-- Start Material supplied --

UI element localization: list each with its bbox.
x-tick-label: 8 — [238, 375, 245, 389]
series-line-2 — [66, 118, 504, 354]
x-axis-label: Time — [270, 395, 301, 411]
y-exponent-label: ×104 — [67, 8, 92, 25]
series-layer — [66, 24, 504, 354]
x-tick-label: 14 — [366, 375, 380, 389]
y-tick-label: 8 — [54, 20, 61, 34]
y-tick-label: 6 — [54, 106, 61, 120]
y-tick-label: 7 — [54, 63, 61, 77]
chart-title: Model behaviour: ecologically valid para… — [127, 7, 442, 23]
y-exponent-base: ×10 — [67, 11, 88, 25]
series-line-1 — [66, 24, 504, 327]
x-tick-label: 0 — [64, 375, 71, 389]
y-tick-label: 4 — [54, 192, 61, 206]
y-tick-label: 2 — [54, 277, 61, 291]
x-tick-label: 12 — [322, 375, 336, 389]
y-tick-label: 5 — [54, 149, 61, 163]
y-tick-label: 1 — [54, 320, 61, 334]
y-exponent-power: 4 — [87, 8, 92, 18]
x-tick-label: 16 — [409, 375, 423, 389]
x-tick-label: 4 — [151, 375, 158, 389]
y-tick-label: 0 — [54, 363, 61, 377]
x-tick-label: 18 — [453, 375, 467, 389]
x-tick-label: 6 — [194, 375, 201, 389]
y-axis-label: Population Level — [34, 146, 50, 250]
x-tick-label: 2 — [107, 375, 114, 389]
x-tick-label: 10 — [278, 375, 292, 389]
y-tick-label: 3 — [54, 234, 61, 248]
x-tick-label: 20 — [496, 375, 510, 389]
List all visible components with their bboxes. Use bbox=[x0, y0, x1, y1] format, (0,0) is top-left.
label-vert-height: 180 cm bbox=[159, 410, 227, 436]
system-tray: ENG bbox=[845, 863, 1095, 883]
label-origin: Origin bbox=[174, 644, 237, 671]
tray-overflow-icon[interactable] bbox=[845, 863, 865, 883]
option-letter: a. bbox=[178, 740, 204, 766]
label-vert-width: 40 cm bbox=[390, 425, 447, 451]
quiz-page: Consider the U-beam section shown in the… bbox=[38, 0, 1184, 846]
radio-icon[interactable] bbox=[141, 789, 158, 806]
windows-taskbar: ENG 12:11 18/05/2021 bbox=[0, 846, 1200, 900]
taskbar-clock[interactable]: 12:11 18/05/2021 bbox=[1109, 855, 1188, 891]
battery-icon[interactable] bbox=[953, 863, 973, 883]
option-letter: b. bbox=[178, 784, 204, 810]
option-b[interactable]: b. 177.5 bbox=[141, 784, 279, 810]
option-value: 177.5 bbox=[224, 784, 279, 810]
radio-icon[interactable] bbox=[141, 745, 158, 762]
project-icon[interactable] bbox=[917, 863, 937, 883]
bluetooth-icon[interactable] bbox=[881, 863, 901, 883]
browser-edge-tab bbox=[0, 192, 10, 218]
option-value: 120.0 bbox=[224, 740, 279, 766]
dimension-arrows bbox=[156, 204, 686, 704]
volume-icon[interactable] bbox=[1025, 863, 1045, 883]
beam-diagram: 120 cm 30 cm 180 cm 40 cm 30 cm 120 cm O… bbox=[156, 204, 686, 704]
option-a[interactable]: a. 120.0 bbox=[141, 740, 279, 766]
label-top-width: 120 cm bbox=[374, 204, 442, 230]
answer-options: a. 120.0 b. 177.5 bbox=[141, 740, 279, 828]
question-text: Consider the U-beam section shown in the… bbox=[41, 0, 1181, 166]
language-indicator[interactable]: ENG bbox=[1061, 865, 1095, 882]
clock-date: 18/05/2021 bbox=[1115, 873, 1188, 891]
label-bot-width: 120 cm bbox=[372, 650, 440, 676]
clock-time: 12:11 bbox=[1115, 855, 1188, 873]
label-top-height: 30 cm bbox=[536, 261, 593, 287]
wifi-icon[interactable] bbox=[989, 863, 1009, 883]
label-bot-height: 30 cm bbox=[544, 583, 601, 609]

-- End Material supplied --

* [Challenge] Report each line in the listings above that contains the string "vert", copying every such line in full. Treat the match as case-sensitive.

* [Response to this exercise]
label-vert-height: 180 cm bbox=[159, 410, 227, 436]
label-vert-width: 40 cm bbox=[390, 425, 447, 451]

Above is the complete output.